* Dataset *
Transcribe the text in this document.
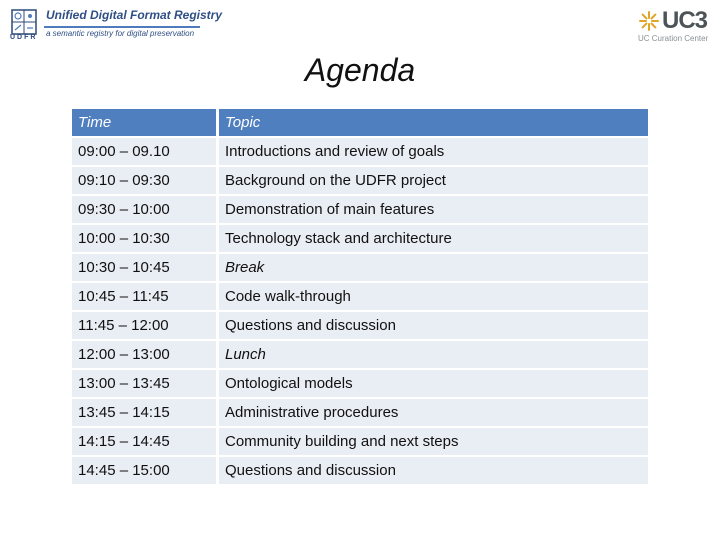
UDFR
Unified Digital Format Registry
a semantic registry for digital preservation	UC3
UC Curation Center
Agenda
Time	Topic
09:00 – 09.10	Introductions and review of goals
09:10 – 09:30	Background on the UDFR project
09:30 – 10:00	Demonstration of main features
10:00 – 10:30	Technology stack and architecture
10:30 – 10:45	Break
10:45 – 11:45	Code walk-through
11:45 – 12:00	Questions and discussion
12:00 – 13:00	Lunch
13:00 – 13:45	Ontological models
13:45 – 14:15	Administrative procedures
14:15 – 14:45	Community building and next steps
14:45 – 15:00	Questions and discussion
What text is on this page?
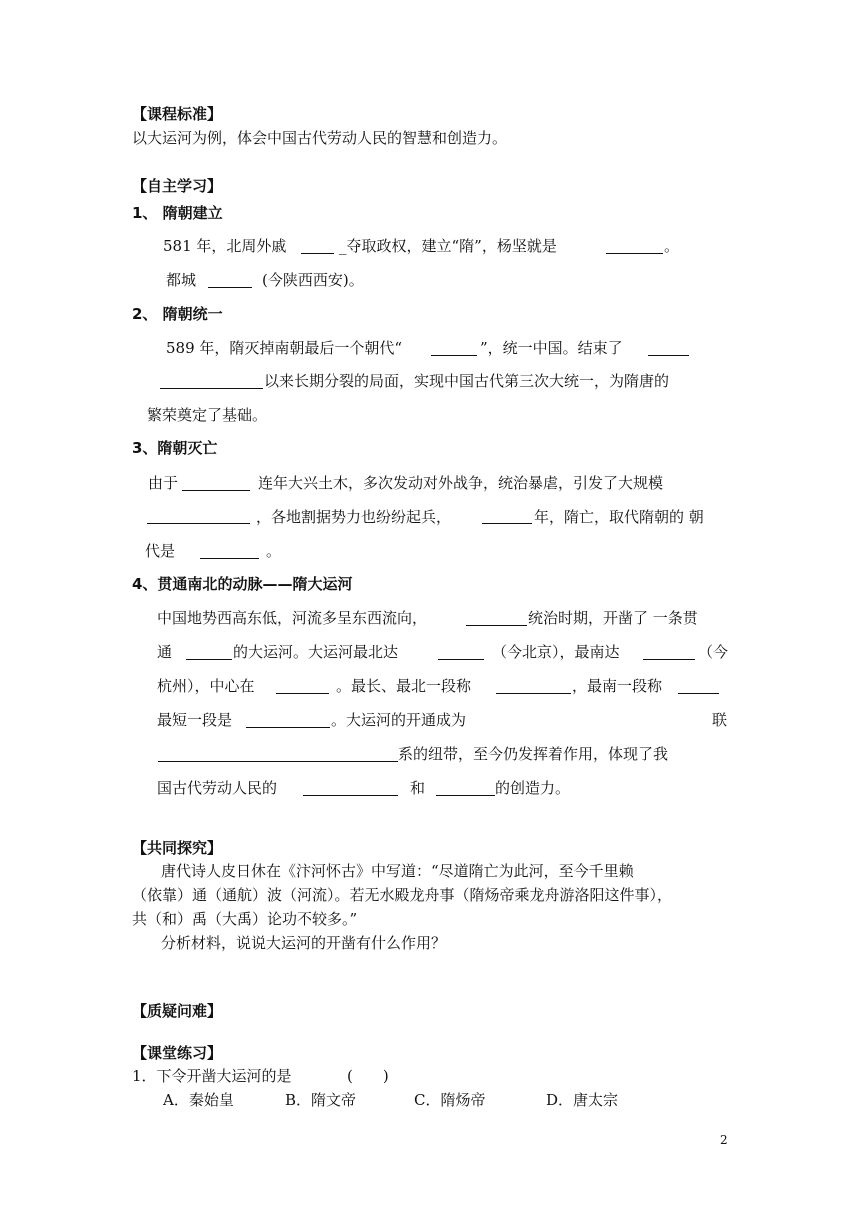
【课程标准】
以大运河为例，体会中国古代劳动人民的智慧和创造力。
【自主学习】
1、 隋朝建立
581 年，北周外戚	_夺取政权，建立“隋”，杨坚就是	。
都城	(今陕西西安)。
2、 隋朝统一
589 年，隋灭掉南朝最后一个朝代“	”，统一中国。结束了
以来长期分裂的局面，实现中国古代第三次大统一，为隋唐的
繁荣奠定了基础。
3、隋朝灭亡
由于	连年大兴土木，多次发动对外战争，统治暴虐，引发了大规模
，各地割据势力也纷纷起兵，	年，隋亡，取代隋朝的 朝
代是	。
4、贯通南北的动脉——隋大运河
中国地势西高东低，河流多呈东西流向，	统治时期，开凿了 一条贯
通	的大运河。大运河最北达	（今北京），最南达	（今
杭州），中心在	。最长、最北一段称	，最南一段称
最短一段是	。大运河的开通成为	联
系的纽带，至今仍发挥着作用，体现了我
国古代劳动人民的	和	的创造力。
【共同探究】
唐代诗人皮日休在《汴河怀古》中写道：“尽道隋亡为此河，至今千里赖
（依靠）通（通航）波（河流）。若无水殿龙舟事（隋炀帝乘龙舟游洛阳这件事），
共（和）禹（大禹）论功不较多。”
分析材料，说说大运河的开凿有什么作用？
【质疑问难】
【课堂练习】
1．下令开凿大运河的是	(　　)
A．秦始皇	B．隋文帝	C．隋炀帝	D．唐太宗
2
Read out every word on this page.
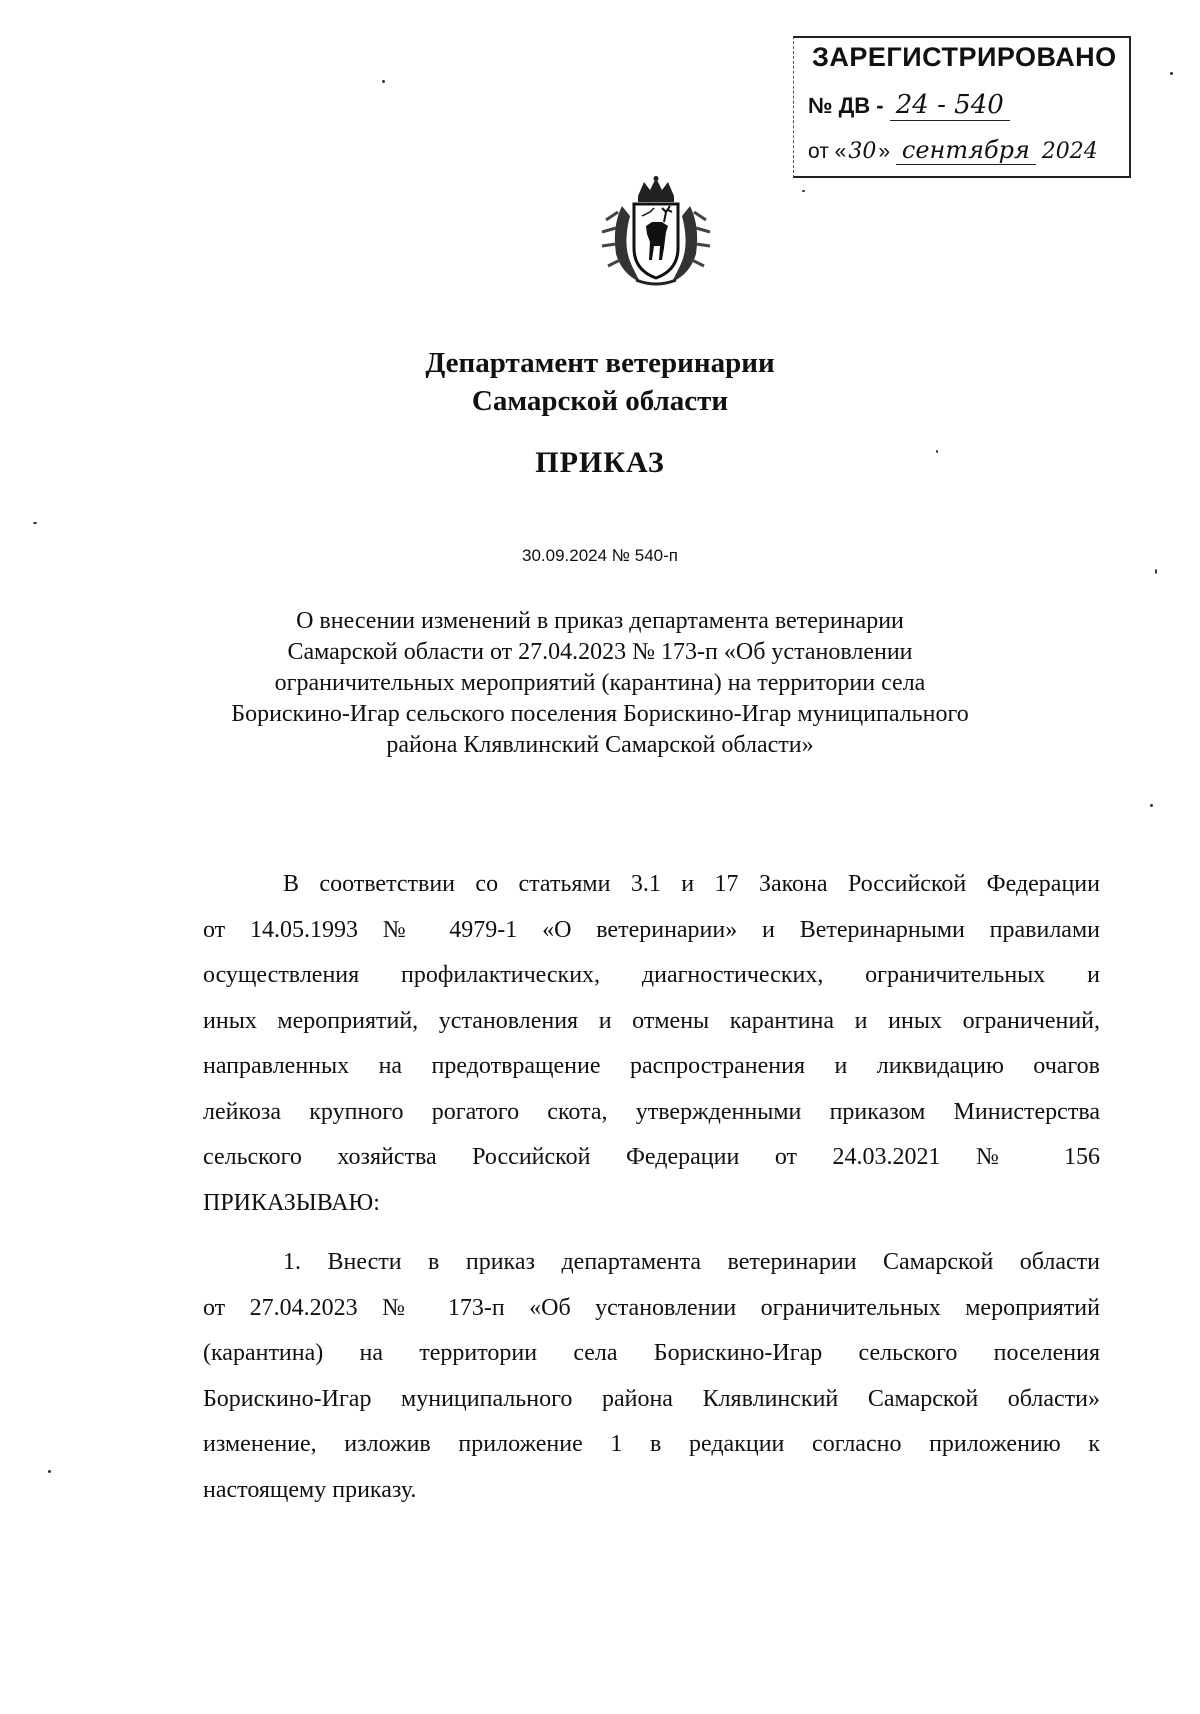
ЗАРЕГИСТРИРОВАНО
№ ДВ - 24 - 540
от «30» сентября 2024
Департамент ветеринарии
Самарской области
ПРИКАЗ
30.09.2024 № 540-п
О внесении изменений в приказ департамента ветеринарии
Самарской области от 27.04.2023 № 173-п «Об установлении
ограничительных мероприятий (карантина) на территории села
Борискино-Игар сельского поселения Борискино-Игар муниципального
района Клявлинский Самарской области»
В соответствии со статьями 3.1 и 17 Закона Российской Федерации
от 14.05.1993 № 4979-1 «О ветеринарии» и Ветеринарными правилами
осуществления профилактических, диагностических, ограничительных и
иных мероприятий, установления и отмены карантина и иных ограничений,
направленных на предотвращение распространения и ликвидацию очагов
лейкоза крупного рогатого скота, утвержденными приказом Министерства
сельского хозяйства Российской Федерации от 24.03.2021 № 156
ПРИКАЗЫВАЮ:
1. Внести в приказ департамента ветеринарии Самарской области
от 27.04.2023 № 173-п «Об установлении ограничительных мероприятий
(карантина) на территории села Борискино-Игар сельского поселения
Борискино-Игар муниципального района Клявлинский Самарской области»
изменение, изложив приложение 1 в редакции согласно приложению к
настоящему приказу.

---

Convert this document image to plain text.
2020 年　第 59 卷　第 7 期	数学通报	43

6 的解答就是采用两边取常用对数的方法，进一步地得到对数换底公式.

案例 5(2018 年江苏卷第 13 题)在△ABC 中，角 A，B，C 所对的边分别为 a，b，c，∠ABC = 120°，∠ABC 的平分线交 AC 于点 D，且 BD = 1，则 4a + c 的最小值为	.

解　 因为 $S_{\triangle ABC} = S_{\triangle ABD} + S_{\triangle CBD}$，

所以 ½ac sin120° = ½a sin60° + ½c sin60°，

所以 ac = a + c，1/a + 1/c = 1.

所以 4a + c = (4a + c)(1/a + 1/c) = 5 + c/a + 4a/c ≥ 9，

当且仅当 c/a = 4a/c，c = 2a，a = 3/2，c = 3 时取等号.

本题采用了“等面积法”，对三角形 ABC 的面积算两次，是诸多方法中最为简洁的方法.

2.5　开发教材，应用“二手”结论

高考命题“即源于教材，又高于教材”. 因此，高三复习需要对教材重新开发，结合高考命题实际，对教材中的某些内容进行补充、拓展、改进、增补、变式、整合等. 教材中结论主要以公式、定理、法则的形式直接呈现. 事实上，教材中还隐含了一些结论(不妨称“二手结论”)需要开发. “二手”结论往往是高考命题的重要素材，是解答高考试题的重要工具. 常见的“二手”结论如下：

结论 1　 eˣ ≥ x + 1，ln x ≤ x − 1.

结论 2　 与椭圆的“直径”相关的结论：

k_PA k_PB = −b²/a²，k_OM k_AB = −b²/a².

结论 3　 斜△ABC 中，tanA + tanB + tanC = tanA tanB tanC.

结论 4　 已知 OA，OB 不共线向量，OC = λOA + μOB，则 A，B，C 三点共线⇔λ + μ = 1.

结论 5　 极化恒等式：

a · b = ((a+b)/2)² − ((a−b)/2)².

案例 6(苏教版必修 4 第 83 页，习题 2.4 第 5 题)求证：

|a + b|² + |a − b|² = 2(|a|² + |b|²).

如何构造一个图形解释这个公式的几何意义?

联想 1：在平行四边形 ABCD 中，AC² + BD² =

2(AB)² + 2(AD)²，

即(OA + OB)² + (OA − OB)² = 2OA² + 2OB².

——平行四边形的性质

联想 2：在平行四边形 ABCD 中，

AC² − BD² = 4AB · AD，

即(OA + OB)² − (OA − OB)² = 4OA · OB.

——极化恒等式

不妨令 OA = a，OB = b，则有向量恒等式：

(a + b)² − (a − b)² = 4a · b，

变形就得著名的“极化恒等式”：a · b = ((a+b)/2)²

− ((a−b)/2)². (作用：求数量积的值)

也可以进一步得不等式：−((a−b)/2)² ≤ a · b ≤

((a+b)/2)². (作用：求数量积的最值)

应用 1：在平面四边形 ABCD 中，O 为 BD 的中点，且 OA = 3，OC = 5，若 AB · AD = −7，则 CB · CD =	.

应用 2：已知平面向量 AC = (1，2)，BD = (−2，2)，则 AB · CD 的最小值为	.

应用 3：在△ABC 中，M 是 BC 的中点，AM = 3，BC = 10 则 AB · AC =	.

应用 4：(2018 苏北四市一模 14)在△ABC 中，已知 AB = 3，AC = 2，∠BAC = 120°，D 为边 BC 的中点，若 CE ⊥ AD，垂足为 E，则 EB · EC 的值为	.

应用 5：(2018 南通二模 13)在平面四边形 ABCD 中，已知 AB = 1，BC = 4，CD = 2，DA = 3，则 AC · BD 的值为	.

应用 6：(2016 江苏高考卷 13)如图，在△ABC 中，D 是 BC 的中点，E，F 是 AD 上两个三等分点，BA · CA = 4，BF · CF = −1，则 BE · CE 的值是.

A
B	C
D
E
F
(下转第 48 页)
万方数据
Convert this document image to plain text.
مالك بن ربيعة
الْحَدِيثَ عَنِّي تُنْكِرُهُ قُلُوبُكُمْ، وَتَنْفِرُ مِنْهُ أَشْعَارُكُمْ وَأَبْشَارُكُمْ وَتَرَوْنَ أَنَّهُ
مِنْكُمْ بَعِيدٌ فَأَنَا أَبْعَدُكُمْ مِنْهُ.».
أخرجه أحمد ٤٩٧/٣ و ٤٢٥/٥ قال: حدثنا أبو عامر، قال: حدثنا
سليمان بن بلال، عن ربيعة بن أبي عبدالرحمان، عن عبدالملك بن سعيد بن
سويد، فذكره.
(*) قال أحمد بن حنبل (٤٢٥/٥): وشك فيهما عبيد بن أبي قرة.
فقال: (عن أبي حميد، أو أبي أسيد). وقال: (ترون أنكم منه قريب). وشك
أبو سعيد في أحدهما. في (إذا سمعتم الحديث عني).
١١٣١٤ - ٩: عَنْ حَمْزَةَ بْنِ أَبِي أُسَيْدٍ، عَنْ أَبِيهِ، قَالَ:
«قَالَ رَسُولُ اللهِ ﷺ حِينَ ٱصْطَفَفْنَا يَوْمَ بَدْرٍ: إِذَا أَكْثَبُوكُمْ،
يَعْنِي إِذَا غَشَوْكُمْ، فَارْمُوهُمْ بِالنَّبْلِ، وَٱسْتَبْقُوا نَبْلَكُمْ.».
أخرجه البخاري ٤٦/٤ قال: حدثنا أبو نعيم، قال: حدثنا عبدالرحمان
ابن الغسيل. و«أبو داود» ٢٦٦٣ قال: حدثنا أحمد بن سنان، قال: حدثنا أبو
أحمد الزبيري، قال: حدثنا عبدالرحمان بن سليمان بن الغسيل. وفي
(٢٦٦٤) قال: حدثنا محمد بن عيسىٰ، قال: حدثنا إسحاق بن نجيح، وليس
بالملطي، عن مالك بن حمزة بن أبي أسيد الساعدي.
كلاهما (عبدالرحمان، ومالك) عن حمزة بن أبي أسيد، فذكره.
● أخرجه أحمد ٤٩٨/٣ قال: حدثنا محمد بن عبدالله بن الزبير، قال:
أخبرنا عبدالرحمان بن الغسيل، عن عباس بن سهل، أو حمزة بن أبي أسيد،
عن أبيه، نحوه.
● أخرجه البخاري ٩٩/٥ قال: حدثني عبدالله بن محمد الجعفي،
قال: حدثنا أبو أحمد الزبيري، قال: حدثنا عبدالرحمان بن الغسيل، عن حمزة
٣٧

* Brief *
From the entries above, pull out each line that includes "муниципального".

* Written solution *
Борискино-Игар сельского поселения Борискино-Игар муниципального
Борискино-Игар муниципального района Клявлинский Самарской области»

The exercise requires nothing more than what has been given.